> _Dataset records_
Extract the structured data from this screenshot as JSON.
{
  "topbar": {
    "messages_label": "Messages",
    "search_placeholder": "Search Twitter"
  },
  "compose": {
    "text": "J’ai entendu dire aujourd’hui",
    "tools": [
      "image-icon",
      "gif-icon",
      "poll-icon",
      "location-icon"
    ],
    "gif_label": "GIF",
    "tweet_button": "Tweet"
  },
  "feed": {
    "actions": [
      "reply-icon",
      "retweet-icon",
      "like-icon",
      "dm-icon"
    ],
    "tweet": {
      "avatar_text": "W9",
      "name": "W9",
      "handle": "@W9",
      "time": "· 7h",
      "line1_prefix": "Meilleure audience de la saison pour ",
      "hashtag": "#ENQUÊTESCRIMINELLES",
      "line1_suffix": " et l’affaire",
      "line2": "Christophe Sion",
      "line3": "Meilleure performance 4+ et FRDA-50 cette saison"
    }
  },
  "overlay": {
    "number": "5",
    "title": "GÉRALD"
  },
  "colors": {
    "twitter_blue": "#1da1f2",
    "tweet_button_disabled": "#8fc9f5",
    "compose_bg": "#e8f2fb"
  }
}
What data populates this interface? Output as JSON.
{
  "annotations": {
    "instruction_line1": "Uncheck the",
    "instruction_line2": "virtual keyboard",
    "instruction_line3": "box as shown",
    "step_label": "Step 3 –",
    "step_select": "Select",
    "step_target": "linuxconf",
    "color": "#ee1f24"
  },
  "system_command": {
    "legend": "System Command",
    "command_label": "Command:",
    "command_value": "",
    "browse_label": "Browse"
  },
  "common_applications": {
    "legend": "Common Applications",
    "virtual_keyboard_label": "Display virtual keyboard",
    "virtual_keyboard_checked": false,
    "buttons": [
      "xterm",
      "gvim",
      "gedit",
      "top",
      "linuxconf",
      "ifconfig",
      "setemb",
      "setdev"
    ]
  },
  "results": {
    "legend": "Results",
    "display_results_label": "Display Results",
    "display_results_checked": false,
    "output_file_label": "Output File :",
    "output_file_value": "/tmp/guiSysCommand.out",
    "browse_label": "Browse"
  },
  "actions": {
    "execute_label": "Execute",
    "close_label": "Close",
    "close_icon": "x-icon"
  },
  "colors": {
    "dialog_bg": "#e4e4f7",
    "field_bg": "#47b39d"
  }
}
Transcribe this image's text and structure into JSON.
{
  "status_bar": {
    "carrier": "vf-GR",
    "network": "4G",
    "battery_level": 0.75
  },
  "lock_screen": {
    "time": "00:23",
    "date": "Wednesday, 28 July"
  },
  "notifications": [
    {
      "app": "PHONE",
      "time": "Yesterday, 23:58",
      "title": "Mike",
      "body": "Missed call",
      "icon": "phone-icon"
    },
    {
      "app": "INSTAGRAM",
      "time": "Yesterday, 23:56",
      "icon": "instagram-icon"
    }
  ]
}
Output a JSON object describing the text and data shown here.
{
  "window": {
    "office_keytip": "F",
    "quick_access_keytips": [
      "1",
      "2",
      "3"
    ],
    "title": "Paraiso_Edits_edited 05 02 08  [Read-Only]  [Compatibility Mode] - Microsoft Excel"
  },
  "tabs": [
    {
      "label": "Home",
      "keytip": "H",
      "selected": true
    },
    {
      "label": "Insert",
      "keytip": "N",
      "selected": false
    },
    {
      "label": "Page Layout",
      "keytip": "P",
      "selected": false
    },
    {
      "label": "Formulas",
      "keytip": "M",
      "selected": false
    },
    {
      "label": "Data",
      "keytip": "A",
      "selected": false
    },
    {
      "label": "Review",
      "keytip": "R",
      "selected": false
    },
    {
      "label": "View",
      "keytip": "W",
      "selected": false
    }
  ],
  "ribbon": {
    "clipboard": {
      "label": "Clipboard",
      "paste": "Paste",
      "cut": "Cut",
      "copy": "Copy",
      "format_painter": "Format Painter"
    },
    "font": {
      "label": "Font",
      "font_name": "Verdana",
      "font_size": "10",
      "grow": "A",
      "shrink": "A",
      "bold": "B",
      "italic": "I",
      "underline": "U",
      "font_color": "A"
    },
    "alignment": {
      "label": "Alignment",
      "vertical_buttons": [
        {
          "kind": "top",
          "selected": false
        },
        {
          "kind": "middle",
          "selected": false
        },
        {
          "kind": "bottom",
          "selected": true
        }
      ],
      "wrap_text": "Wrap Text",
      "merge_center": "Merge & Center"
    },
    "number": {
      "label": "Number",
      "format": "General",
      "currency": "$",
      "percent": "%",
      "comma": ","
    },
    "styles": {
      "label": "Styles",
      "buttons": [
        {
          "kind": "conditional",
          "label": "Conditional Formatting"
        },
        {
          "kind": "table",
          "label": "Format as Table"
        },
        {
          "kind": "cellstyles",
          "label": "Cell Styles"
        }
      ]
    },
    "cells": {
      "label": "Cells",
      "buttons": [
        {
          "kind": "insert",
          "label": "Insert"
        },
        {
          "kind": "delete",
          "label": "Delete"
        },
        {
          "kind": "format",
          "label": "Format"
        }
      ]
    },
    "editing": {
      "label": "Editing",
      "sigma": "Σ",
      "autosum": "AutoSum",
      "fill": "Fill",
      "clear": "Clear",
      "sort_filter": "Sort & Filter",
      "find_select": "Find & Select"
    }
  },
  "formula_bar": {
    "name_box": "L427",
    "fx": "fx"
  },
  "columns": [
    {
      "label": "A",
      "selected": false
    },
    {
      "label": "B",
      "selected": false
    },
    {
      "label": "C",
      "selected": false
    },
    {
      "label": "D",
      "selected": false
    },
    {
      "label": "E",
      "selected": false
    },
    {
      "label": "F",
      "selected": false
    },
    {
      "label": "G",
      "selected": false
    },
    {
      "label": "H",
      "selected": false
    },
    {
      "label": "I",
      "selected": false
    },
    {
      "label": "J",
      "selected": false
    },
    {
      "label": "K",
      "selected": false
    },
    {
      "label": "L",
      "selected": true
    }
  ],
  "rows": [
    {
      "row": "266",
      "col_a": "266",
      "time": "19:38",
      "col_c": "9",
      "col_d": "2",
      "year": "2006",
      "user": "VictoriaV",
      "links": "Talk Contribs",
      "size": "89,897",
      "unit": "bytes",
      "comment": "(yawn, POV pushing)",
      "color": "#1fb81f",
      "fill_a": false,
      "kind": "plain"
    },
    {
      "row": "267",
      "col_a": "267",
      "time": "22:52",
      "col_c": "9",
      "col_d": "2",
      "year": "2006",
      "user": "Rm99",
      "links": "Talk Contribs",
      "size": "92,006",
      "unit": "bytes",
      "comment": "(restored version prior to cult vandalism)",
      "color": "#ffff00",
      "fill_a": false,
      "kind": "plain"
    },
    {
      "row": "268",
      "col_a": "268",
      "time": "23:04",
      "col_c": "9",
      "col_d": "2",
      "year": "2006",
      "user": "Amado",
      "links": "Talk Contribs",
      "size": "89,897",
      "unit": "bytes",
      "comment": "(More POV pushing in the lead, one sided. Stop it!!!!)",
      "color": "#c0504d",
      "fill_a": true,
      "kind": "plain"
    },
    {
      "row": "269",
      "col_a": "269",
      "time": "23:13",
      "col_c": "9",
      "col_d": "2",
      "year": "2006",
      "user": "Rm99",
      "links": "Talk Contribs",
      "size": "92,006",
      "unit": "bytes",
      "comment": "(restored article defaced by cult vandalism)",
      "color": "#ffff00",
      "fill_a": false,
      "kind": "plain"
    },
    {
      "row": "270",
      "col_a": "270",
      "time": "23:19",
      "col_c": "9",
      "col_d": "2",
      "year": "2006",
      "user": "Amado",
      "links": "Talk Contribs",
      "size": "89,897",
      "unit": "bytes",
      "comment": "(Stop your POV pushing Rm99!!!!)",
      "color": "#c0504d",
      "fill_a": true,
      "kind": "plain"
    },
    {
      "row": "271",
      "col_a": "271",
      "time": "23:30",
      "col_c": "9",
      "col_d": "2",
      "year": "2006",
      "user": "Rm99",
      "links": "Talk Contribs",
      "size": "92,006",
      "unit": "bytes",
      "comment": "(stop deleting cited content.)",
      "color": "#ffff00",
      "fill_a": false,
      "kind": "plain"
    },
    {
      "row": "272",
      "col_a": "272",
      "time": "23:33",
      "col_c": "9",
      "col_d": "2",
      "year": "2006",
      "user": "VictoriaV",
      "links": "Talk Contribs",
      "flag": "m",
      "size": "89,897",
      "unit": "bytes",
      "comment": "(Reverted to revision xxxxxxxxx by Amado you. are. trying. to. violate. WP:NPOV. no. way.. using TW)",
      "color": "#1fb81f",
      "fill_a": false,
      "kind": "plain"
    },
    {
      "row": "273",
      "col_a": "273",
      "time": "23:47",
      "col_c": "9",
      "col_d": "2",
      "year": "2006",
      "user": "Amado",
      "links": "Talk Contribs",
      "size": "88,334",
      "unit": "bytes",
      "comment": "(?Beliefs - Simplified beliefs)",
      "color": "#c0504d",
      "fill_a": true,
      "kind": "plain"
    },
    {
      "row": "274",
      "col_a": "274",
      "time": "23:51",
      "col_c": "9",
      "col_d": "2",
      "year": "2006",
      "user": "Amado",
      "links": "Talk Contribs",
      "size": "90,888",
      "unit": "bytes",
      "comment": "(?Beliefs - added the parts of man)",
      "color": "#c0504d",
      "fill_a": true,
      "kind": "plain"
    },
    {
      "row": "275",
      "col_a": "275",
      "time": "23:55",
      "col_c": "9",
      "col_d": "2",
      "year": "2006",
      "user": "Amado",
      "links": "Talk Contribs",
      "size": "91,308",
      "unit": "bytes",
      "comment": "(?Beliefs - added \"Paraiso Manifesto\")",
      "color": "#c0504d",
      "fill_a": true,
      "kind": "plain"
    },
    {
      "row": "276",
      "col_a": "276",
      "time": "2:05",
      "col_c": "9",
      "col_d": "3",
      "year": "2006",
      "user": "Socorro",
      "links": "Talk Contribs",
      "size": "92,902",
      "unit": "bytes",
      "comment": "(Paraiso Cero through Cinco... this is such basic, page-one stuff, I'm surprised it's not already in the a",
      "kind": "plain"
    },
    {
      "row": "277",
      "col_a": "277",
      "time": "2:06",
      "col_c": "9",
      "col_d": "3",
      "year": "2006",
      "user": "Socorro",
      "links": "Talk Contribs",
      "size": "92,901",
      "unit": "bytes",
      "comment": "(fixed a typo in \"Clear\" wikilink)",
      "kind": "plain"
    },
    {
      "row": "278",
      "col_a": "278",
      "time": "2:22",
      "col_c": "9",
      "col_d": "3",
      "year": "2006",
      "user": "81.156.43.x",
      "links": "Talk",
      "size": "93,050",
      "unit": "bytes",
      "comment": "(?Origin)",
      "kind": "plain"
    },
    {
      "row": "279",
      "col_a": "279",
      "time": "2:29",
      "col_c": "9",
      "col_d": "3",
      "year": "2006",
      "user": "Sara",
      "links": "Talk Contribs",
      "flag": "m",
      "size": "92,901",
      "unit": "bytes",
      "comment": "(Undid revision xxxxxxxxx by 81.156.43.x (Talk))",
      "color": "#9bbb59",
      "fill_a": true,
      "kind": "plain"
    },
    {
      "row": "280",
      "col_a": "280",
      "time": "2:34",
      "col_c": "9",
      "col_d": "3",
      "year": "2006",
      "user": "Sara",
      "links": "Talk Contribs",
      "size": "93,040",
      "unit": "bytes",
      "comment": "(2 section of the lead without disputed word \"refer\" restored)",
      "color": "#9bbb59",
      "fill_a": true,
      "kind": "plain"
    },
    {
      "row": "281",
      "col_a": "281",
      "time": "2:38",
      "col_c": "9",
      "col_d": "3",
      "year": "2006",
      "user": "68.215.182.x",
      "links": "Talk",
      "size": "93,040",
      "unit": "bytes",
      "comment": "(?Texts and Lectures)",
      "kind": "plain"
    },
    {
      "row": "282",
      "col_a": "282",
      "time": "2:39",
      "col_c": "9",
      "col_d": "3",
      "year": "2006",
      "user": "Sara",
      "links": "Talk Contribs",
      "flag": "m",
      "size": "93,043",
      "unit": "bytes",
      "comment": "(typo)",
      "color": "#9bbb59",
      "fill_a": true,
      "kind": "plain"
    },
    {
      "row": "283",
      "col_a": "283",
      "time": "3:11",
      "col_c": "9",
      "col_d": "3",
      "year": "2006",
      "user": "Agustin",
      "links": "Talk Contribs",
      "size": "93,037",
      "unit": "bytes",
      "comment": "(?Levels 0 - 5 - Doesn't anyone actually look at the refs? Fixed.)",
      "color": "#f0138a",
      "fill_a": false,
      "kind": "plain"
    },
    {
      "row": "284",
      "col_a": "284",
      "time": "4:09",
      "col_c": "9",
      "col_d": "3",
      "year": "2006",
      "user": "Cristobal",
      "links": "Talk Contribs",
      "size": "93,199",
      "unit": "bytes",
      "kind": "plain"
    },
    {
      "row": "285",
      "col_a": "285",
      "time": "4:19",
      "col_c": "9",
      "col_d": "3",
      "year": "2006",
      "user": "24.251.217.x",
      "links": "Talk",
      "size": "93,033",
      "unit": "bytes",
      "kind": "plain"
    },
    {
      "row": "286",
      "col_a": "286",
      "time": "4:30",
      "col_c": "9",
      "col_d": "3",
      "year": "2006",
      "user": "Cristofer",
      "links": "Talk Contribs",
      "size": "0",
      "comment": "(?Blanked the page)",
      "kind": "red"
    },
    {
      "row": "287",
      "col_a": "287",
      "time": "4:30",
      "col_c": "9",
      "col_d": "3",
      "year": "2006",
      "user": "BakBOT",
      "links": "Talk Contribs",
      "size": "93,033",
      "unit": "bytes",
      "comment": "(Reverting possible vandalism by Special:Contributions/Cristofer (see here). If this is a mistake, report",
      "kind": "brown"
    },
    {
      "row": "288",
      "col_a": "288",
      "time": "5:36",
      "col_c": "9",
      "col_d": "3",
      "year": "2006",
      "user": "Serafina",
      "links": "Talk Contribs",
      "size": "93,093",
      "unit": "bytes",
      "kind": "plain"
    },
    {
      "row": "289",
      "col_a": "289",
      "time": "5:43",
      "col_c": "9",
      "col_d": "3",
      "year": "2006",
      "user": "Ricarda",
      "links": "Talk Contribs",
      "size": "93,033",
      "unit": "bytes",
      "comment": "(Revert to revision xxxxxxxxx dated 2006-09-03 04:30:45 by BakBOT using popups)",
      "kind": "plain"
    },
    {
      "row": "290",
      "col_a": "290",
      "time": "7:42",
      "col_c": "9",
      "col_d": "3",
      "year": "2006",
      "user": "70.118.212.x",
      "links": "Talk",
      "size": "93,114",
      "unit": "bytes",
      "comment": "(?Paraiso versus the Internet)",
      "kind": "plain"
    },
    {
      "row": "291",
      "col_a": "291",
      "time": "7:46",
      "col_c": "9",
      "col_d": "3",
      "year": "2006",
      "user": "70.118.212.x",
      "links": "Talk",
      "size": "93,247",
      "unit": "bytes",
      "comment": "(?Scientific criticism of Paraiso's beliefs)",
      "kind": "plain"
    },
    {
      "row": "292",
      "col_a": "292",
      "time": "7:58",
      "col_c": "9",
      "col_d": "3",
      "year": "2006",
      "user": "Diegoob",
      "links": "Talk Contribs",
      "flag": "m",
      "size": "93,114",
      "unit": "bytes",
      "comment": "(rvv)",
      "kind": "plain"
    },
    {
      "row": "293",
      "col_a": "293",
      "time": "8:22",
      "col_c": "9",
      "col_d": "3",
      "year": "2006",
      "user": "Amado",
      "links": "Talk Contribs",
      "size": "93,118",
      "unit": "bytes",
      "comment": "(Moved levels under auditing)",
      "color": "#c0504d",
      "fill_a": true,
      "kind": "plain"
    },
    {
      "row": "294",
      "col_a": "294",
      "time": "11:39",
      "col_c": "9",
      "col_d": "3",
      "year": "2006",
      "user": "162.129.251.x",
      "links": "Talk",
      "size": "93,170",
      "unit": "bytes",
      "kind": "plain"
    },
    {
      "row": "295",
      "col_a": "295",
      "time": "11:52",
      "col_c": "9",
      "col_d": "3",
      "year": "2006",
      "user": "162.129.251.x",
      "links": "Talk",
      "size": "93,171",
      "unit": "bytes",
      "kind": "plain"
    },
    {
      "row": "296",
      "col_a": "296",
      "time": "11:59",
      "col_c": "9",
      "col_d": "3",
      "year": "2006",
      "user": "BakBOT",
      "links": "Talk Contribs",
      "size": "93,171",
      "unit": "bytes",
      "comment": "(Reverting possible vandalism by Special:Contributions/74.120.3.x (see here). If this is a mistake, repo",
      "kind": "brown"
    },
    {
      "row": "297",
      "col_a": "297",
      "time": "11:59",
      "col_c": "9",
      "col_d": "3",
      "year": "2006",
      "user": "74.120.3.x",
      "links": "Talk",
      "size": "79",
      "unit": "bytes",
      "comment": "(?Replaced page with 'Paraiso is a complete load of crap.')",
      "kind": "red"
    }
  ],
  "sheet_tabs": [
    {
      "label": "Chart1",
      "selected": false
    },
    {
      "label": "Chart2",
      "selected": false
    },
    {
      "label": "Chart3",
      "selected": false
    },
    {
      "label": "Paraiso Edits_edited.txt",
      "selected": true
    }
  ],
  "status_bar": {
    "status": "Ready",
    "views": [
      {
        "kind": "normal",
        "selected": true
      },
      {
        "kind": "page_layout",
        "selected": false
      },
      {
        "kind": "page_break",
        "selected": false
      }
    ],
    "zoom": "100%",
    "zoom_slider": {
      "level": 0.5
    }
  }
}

> _What you need to do_
How many lines of these entries contain the string "Reverting"? Reply with the number alone.

> _Task response_
2